-- start of Dataset records --
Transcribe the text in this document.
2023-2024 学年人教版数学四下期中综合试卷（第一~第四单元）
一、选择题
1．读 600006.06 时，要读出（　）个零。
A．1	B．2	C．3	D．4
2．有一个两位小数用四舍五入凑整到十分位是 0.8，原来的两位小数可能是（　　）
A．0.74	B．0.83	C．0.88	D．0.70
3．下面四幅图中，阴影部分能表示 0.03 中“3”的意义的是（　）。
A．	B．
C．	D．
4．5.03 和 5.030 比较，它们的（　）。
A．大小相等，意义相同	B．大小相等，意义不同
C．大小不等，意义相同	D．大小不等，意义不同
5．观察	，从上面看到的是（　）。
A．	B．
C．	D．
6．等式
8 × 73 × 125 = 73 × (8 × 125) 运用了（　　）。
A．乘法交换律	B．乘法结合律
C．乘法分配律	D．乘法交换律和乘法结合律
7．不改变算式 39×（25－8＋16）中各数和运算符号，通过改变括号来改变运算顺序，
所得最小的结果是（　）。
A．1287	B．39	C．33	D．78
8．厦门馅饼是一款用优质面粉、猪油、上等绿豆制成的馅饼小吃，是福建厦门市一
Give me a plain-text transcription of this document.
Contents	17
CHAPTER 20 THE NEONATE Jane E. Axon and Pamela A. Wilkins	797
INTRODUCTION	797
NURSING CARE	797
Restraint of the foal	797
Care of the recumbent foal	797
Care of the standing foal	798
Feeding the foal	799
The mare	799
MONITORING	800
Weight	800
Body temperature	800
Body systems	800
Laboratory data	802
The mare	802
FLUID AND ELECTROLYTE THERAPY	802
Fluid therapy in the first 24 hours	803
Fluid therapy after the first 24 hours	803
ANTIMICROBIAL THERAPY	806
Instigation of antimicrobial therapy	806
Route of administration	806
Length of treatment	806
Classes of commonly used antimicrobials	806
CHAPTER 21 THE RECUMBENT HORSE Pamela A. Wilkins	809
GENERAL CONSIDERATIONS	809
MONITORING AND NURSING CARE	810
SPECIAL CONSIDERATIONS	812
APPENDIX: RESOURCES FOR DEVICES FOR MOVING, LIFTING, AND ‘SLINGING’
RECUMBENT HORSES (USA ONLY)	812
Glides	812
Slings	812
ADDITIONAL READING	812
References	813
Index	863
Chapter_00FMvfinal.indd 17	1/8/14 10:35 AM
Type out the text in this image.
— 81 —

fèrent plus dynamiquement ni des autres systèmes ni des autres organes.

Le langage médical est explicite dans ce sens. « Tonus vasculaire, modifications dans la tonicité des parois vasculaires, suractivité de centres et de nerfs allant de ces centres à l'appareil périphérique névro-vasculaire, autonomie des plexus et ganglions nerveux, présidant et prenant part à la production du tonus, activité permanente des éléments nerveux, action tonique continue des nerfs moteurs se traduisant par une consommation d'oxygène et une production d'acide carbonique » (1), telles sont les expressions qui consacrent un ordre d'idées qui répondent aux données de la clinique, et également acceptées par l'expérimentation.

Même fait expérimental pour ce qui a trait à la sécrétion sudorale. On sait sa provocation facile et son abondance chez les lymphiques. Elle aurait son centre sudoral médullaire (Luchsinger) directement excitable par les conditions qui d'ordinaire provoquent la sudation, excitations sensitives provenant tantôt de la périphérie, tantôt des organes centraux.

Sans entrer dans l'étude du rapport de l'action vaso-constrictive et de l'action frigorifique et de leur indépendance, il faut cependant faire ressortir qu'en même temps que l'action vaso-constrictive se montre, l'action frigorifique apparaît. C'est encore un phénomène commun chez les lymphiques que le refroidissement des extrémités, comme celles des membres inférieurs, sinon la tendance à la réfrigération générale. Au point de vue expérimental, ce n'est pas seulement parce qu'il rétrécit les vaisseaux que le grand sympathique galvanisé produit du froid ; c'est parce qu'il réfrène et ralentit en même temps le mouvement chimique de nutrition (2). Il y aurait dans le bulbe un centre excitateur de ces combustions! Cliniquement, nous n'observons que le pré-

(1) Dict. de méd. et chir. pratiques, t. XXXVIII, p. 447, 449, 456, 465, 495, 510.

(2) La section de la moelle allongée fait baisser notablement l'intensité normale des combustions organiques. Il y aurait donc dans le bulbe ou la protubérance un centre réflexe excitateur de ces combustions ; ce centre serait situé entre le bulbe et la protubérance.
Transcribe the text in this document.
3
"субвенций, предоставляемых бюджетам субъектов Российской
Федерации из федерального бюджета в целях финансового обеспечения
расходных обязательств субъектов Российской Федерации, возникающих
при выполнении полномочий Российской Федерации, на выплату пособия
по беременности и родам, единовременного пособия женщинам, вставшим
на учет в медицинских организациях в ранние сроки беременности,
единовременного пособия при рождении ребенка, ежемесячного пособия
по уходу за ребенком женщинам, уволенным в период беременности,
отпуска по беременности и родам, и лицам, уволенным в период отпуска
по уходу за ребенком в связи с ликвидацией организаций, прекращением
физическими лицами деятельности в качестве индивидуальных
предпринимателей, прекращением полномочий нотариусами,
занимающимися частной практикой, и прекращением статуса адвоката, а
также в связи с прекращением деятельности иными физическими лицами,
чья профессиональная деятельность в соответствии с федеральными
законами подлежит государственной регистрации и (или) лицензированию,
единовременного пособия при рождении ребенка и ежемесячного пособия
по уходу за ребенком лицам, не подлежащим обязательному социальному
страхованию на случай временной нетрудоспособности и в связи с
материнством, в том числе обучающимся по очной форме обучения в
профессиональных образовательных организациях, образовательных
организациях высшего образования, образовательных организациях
-- end of Dataset records --
- **Task prompt**
Extract all of the data shown above without alteration.

- **Response to the task**
Transcribe the text in this document.
2023-2024 学年人教版数学四下期中综合试卷（第一~第四单元）
一、选择题
1．读 600006.06 时，要读出（　）个零。
A．1	B．2	C．3	D．4
2．有一个两位小数用四舍五入凑整到十分位是 0.8，原来的两位小数可能是（　　）
A．0.74	B．0.83	C．0.88	D．0.70
3．下面四幅图中，阴影部分能表示 0.03 中“3”的意义的是（　）。
A．	B．
C．	D．
4．5.03 和 5.030 比较，它们的（　）。
A．大小相等，意义相同	B．大小相等，意义不同
C．大小不等，意义相同	D．大小不等，意义不同
5．观察	，从上面看到的是（　）。
A．	B．
C．	D．
6．等式
8 × 73 × 125 = 73 × (8 × 125) 运用了（　　）。
A．乘法交换律	B．乘法结合律
C．乘法分配律	D．乘法交换律和乘法结合律
7．不改变算式 39×（25－8＋16）中各数和运算符号，通过改变括号来改变运算顺序，
所得最小的结果是（　）。
A．1287	B．39	C．33	D．78
8．厦门馅饼是一款用优质面粉、猪油、上等绿豆制成的馅饼小吃，是福建厦门市一
Give me a plain-text transcription of this document.
Contents	17
CHAPTER 20 THE NEONATE Jane E. Axon and Pamela A. Wilkins	797
INTRODUCTION	797
NURSING CARE	797
Restraint of the foal	797
Care of the recumbent foal	797
Care of the standing foal	798
Feeding the foal	799
The mare	799
MONITORING	800
Weight	800
Body temperature	800
Body systems	800
Laboratory data	802
The mare	802
FLUID AND ELECTROLYTE THERAPY	802
Fluid therapy in the first 24 hours	803
Fluid therapy after the first 24 hours	803
ANTIMICROBIAL THERAPY	806
Instigation of antimicrobial therapy	806
Route of administration	806
Length of treatment	806
Classes of commonly used antimicrobials	806
CHAPTER 21 THE RECUMBENT HORSE Pamela A. Wilkins	809
GENERAL CONSIDERATIONS	809
MONITORING AND NURSING CARE	810
SPECIAL CONSIDERATIONS	812
APPENDIX: RESOURCES FOR DEVICES FOR MOVING, LIFTING, AND ‘SLINGING’
RECUMBENT HORSES (USA ONLY)	812
Glides	812
Slings	812
ADDITIONAL READING	812
References	813
Index	863
Chapter_00FMvfinal.indd 17	1/8/14 10:35 AM
Type out the text in this image.
— 81 —

fèrent plus dynamiquement ni des autres systèmes ni des autres organes.

Le langage médical est explicite dans ce sens. « Tonus vasculaire, modifications dans la tonicité des parois vasculaires, suractivité de centres et de nerfs allant de ces centres à l'appareil périphérique névro-vasculaire, autonomie des plexus et ganglions nerveux, présidant et prenant part à la production du tonus, activité permanente des éléments nerveux, action tonique continue des nerfs moteurs se traduisant par une consommation d'oxygène et une production d'acide carbonique » (1), telles sont les expressions qui consacrent un ordre d'idées qui répondent aux données de la clinique, et également acceptées par l'expérimentation.

Même fait expérimental pour ce qui a trait à la sécrétion sudorale. On sait sa provocation facile et son abondance chez les lymphiques. Elle aurait son centre sudoral médullaire (Luchsinger) directement excitable par les conditions qui d'ordinaire provoquent la sudation, excitations sensitives provenant tantôt de la périphérie, tantôt des organes centraux.

Sans entrer dans l'étude du rapport de l'action vaso-constrictive et de l'action frigorifique et de leur indépendance, il faut cependant faire ressortir qu'en même temps que l'action vaso-constrictive se montre, l'action frigorifique apparaît. C'est encore un phénomène commun chez les lymphiques que le refroidissement des extrémités, comme celles des membres inférieurs, sinon la tendance à la réfrigération générale. Au point de vue expérimental, ce n'est pas seulement parce qu'il rétrécit les vaisseaux que le grand sympathique galvanisé produit du froid ; c'est parce qu'il réfrène et ralentit en même temps le mouvement chimique de nutrition (2). Il y aurait dans le bulbe un centre excitateur de ces combustions! Cliniquement, nous n'observons que le pré-

(1) Dict. de méd. et chir. pratiques, t. XXXVIII, p. 447, 449, 456, 465, 495, 510.

(2) La section de la moelle allongée fait baisser notablement l'intensité normale des combustions organiques. Il y aurait donc dans le bulbe ou la protubérance un centre réflexe excitateur de ces combustions ; ce centre serait situé entre le bulbe et la protubérance.
Transcribe the text in this document.
3
"субвенций, предоставляемых бюджетам субъектов Российской
Федерации из федерального бюджета в целях финансового обеспечения
расходных обязательств субъектов Российской Федерации, возникающих
при выполнении полномочий Российской Федерации, на выплату пособия
по беременности и родам, единовременного пособия женщинам, вставшим
на учет в медицинских организациях в ранние сроки беременности,
единовременного пособия при рождении ребенка, ежемесячного пособия
по уходу за ребенком женщинам, уволенным в период беременности,
отпуска по беременности и родам, и лицам, уволенным в период отпуска
по уходу за ребенком в связи с ликвидацией организаций, прекращением
физическими лицами деятельности в качестве индивидуальных
предпринимателей, прекращением полномочий нотариусами,
занимающимися частной практикой, и прекращением статуса адвоката, а
также в связи с прекращением деятельности иными физическими лицами,
чья профессиональная деятельность в соответствии с федеральными
законами подлежит государственной регистрации и (или) лицензированию,
единовременного пособия при рождении ребенка и ежемесячного пособия
по уходу за ребенком лицам, не подлежащим обязательному социальному
страхованию на случай временной нетрудоспособности и в связи с
материнством, в том числе обучающимся по очной форме обучения в
профессиональных образовательных организациях, образовательных
организациях высшего образования, образовательных организациях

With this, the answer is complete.